→ **TEXT SEGMENT**:
--- begin ---

Just a lot of really good funny actors. Anna Faris plays the female lead, Brandi. And she’s delicious and hilarious and I wish you could see her while you’re here but she won’t be working today. She comes back tomorrow. A wonderful character actress named Celia Weston who’s done a lot of work on Broadway and in film and television plays Seth’s mother in the film who is a completely kind of crazy alcoholic, but has a special love for her son who has his own special needs and problems. They have a very unique relationship. They live together in a trailer…doublewide trailer and it’s a strangely kind of twisted supportive relationship that they have. She’s fantastic. I’m trying to think…any other…Dan Bakkedahl is the mall manager. I was just trying to think if there was any other kind of cameo things. I think from Jody’s world, probably no and you probably know who most of the other major players are. I have to say Michael Pena who really is kind of a revelation in this movie, I’m sorry you’re not going to see him work today either, but he’s basically known as a dramatic actor. You know Michael Pena—things like “World Trade Center” like very…

And “Crash”.

Yeah, and “Crash”. Very serious things. And he really like…who knew. He came in to read for this and he created a whole character. He’s part of Ronnie’s elite task force at the mall. He’s his right-hand man. And he is really, really funny and he just is doing something brilliant and I think it’s going to be a whole side of him that people have never seen before. And there’s these 2 identical twins, the Ewing twins, that are actually friends of Jody’s. They actually were night security guards at a factory and being identical twins, they each were stationed at one opposite end of the mall and they would sit in a car all night and talk to each other by walkie-talkie. So they had some real life experience doing this, so you see them in the movie—the Ewing twins. They’re part of the elite task force. They’re really good and funny and it’s their first acting role. And a great kid named Jesse Plemmons who is on “Friday Night Lights”, the series who’s the last kind of new recruit that becomes part of Ronnie Barnhardt’s elite task force.

--- end ---

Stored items
--- begin ---

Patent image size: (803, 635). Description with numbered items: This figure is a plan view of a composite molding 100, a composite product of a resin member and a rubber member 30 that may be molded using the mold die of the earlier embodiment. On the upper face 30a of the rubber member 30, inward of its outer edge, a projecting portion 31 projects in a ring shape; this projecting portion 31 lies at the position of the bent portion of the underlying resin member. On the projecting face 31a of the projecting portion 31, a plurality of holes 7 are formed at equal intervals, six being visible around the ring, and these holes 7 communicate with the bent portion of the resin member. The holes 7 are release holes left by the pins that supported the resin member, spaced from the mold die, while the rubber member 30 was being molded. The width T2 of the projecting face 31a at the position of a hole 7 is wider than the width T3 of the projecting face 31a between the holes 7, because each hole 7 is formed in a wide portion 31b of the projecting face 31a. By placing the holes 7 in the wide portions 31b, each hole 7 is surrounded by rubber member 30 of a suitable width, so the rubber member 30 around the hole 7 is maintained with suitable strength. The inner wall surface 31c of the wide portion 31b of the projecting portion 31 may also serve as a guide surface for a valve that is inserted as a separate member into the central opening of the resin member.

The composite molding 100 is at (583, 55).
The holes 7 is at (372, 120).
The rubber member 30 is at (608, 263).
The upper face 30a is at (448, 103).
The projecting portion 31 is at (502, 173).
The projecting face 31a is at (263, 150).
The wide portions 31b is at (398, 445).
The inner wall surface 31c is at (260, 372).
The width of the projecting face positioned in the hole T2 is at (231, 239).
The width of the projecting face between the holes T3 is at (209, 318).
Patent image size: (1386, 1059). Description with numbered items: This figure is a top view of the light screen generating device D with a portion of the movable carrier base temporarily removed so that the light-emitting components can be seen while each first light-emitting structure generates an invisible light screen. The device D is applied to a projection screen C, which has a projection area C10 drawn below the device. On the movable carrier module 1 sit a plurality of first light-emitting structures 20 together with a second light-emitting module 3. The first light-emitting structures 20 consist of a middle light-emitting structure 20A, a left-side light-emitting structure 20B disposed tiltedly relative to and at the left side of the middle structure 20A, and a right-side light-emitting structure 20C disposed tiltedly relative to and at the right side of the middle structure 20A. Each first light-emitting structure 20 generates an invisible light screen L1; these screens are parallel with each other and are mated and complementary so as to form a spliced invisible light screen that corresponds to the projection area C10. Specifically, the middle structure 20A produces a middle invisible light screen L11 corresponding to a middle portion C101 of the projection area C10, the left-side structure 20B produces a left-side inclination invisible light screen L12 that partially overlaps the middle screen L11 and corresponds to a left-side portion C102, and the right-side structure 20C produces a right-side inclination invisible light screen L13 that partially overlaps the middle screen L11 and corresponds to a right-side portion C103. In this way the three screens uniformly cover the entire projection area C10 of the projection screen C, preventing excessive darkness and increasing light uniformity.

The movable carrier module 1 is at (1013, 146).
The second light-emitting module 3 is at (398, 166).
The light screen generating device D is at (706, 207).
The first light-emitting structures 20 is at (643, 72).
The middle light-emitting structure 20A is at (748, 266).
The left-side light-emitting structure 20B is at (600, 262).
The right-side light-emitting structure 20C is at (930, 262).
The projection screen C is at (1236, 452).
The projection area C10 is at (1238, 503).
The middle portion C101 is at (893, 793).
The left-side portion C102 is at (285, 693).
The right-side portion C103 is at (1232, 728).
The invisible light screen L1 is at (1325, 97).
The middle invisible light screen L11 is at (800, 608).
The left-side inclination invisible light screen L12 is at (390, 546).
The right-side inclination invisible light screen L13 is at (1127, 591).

--- end ---

→ **OBJECTIVES**:
**A.** Decide whether each statement agrees with the interview about the film's cast, answering yes or no and quoting the words from the interview that settle it: (i) Celia Weston plays Seth's mother. (ii) Michael Pena is mainly known as a comic actor. (iii) The Ewing twins had acted in films before this one.
**B.** Write what comes next in the interview about the film's cast, picking up after its final sentence.

→ **WRITTEN RESPONSES**:
**A.**
(i) Yes: "plays Seth’s mother in the film"
(ii) No: "he’s basically known as a dramatic actor"
(iii) No: "it’s their first acting role"

**B.**
You’re filming at a mall that’s open. Have you had to deal with any of the people coming in just to take pictures of what’s going on?

No, yeah. The mall walkers have been our only issue and they’re like these nice mostly senior citizens who are very quiet and kind of pat around in their athletic shoes and you know, glimpse over to see what’s going on and get a picture but it’s been really easy and smooth. We’ve had absolutely no issues and you know, the Dillard’s and the other operating stores weren’t thrilled about having us here because they didn’t want it interrupting their traffic and their shoppers and it’s been really easy and they’ve been really cooperative because we’ve shot also outside in the parking lot and around their entrances and stuff and it’s been good.

How far along are you?

We’re pretty far along. We’ll wrap the 21st of June, so we’re what today? The 3rd? . So, yeah, we’re on our home stretch.

Do you know what rating you’re going for?

It’s firmly an R-rating. You know, we have a lot of language in the movie. A lot of language. We have some sexual situations.

You have a flasher.

We have a flasher. We have male full-frontal nudity. Yeah, we have violence. We have blood. Everything a good comedy should have.

There’s been a lot of frontal nudity in these comedies these days.

Yeah, “Sarah Marshall”.

Is that such a big deal anymore?

You know I think it’s…it used to be such a big deal and studio films didn’t do it, and now I think, suddenly, you’re going to kind of see more and more of it in some strange way. So we do have it in this movie.

Does that mean casting the flasher was a pretty awkward audition?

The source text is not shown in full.